Do this: Copy these lines word for word.

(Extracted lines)
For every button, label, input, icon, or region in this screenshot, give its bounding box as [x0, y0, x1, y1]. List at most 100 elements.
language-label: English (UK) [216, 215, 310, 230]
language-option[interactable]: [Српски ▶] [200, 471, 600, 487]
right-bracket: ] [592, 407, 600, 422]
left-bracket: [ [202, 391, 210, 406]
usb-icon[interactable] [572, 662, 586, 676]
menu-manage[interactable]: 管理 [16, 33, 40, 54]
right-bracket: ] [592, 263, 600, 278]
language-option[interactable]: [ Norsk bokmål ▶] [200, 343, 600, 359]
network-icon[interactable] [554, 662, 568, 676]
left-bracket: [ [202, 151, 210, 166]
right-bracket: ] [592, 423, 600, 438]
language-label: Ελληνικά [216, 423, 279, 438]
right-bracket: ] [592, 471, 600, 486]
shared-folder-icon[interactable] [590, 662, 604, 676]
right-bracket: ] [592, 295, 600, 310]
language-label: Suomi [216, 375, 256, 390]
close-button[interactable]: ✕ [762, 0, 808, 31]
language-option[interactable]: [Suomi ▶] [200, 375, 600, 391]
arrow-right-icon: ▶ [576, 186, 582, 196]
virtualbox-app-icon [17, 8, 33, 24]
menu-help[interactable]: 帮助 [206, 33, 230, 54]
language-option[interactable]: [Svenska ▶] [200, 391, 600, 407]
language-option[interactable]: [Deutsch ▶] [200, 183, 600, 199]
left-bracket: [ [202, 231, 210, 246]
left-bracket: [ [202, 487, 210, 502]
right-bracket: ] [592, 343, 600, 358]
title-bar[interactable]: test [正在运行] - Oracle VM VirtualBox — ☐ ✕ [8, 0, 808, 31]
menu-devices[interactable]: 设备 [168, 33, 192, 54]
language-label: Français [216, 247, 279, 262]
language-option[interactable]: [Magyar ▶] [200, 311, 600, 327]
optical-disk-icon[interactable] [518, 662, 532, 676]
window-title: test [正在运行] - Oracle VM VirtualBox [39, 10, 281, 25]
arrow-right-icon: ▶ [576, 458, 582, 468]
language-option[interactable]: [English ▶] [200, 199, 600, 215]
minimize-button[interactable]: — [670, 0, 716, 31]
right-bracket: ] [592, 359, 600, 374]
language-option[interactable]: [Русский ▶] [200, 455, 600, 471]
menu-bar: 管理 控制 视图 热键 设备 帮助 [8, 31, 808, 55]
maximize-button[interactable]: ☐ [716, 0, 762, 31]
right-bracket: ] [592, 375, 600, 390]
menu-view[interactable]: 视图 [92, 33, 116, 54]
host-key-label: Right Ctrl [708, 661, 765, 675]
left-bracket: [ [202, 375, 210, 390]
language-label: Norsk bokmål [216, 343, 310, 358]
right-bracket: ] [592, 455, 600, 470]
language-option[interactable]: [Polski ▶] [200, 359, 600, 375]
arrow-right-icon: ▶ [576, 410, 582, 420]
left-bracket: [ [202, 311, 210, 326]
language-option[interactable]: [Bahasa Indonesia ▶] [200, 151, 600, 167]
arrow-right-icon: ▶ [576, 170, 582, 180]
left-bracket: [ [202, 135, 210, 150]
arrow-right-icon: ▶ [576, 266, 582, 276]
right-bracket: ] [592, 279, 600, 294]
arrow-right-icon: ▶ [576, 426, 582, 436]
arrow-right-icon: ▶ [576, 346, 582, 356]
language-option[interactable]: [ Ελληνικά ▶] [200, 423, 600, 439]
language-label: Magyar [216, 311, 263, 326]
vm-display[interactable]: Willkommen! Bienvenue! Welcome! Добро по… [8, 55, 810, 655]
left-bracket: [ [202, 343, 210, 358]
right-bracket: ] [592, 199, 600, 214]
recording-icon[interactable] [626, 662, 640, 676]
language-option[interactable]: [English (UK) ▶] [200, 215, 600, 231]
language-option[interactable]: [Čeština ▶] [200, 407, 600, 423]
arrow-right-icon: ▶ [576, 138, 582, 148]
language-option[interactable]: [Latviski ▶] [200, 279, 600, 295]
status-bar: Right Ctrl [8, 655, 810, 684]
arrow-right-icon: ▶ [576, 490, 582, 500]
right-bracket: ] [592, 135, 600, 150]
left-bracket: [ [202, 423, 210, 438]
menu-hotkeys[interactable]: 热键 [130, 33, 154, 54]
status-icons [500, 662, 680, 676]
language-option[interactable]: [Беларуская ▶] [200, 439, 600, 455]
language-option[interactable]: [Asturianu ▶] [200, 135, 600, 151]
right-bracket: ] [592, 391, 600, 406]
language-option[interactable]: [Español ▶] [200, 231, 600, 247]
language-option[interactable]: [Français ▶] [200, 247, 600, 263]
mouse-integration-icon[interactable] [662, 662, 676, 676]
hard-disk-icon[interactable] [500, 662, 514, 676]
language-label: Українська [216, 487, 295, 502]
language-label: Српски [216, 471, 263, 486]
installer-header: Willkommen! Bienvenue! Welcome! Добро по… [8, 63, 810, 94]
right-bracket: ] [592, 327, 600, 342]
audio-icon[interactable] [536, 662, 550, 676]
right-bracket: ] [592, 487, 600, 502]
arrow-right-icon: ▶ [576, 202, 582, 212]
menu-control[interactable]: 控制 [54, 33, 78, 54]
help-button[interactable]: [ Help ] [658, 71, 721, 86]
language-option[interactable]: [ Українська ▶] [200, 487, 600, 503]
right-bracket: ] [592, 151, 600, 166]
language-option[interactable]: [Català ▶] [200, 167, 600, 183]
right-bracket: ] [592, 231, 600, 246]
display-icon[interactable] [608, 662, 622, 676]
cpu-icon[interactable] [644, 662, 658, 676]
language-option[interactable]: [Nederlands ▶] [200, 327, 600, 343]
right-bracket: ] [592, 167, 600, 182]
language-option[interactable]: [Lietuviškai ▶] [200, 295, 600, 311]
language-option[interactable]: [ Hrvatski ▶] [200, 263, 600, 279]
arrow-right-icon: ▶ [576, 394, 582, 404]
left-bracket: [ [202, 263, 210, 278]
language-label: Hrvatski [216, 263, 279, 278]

Response to the task:
For every button, label, input, icon, or region in this screenshot, give its bounding box as [x0, y0, x1, y1]. List at most 100 elements.
language-label: English (UK) [216, 215, 310, 230]
language-option[interactable]: [Српски ▶] [200, 471, 600, 487]
right-bracket: ] [592, 407, 600, 422]
left-bracket: [ [202, 391, 210, 406]
usb-icon[interactable] [572, 662, 586, 676]
menu-manage[interactable]: 管理 [16, 33, 40, 54]
right-bracket: ] [592, 263, 600, 278]
language-option[interactable]: [ Norsk bokmål ▶] [200, 343, 600, 359]
network-icon[interactable] [554, 662, 568, 676]
left-bracket: [ [202, 151, 210, 166]
right-bracket: ] [592, 423, 600, 438]
language-label: Ελληνικά [216, 423, 279, 438]
right-bracket: ] [592, 471, 600, 486]
shared-folder-icon[interactable] [590, 662, 604, 676]
right-bracket: ] [592, 295, 600, 310]
language-label: Suomi [216, 375, 256, 390]
close-button[interactable]: ✕ [762, 0, 808, 31]
language-option[interactable]: [Suomi ▶] [200, 375, 600, 391]
arrow-right-icon: ▶ [576, 186, 582, 196]
virtualbox-app-icon [17, 8, 33, 24]
menu-help[interactable]: 帮助 [206, 33, 230, 54]
language-option[interactable]: [Svenska ▶] [200, 391, 600, 407]
language-option[interactable]: [Deutsch ▶] [200, 183, 600, 199]
left-bracket: [ [202, 231, 210, 246]
left-bracket: [ [202, 487, 210, 502]
right-bracket: ] [592, 343, 600, 358]
title-bar[interactable]: test [正在运行] - Oracle VM VirtualBox — ☐ ✕ [8, 0, 808, 31]
menu-devices[interactable]: 设备 [168, 33, 192, 54]
language-label: Français [216, 247, 279, 262]
language-option[interactable]: [Magyar ▶] [200, 311, 600, 327]
optical-disk-icon[interactable] [518, 662, 532, 676]
window-title: test [正在运行] - Oracle VM VirtualBox [39, 10, 281, 25]
arrow-right-icon: ▶ [576, 458, 582, 468]
language-option[interactable]: [English ▶] [200, 199, 600, 215]
minimize-button[interactable]: — [670, 0, 716, 31]
right-bracket: ] [592, 359, 600, 374]
language-option[interactable]: [Русский ▶] [200, 455, 600, 471]
menu-bar: 管理 控制 视图 热键 设备 帮助 [8, 31, 808, 55]
maximize-button[interactable]: ☐ [716, 0, 762, 31]
right-bracket: ] [592, 375, 600, 390]
menu-view[interactable]: 视图 [92, 33, 116, 54]
host-key-label: Right Ctrl [708, 661, 765, 675]
left-bracket: [ [202, 375, 210, 390]
language-label: Norsk bokmål [216, 343, 310, 358]
right-bracket: ] [592, 455, 600, 470]
language-option[interactable]: [Polski ▶] [200, 359, 600, 375]
arrow-right-icon: ▶ [576, 410, 582, 420]
left-bracket: [ [202, 311, 210, 326]
language-option[interactable]: [Bahasa Indonesia ▶] [200, 151, 600, 167]
arrow-right-icon: ▶ [576, 170, 582, 180]
left-bracket: [ [202, 135, 210, 150]
arrow-right-icon: ▶ [576, 266, 582, 276]
right-bracket: ] [592, 279, 600, 294]
arrow-right-icon: ▶ [576, 426, 582, 436]
arrow-right-icon: ▶ [576, 346, 582, 356]
language-option[interactable]: [ Ελληνικά ▶] [200, 423, 600, 439]
language-label: Magyar [216, 311, 263, 326]
vm-display[interactable]: Willkommen! Bienvenue! Welcome! Добро по… [8, 55, 810, 655]
left-bracket: [ [202, 343, 210, 358]
right-bracket: ] [592, 199, 600, 214]
recording-icon[interactable] [626, 662, 640, 676]
language-option[interactable]: [English (UK) ▶] [200, 215, 600, 231]
language-option[interactable]: [Čeština ▶] [200, 407, 600, 423]
arrow-right-icon: ▶ [576, 138, 582, 148]
language-option[interactable]: [Latviski ▶] [200, 279, 600, 295]
status-bar: Right Ctrl [8, 655, 810, 684]
arrow-right-icon: ▶ [576, 490, 582, 500]
right-bracket: ] [592, 135, 600, 150]
left-bracket: [ [202, 423, 210, 438]
menu-hotkeys[interactable]: 热键 [130, 33, 154, 54]
status-icons [500, 662, 680, 676]
language-option[interactable]: [Беларуская ▶] [200, 439, 600, 455]
language-option[interactable]: [Asturianu ▶] [200, 135, 600, 151]
right-bracket: ] [592, 391, 600, 406]
language-option[interactable]: [Español ▶] [200, 231, 600, 247]
language-option[interactable]: [Français ▶] [200, 247, 600, 263]
mouse-integration-icon[interactable] [662, 662, 676, 676]
hard-disk-icon[interactable] [500, 662, 514, 676]
language-label: Українська [216, 487, 295, 502]
language-label: Српски [216, 471, 263, 486]
installer-header: Willkommen! Bienvenue! Welcome! Добро по… [8, 63, 810, 94]
right-bracket: ] [592, 327, 600, 342]
audio-icon[interactable] [536, 662, 550, 676]
right-bracket: ] [592, 487, 600, 502]
arrow-right-icon: ▶ [576, 202, 582, 212]
menu-control[interactable]: 控制 [54, 33, 78, 54]
help-button[interactable]: [ Help ] [658, 71, 721, 86]
language-option[interactable]: [ Українська ▶] [200, 487, 600, 503]
right-bracket: ] [592, 151, 600, 166]
language-option[interactable]: [Català ▶] [200, 167, 600, 183]
right-bracket: ] [592, 231, 600, 246]
display-icon[interactable] [608, 662, 622, 676]
cpu-icon[interactable] [644, 662, 658, 676]
language-option[interactable]: [Nederlands ▶] [200, 327, 600, 343]
right-bracket: ] [592, 167, 600, 182]
language-option[interactable]: [Lietuviškai ▶] [200, 295, 600, 311]
language-option[interactable]: [ Hrvatski ▶] [200, 263, 600, 279]
arrow-right-icon: ▶ [576, 394, 582, 404]
left-bracket: [ [202, 263, 210, 278]
language-label: Hrvatski [216, 263, 279, 278]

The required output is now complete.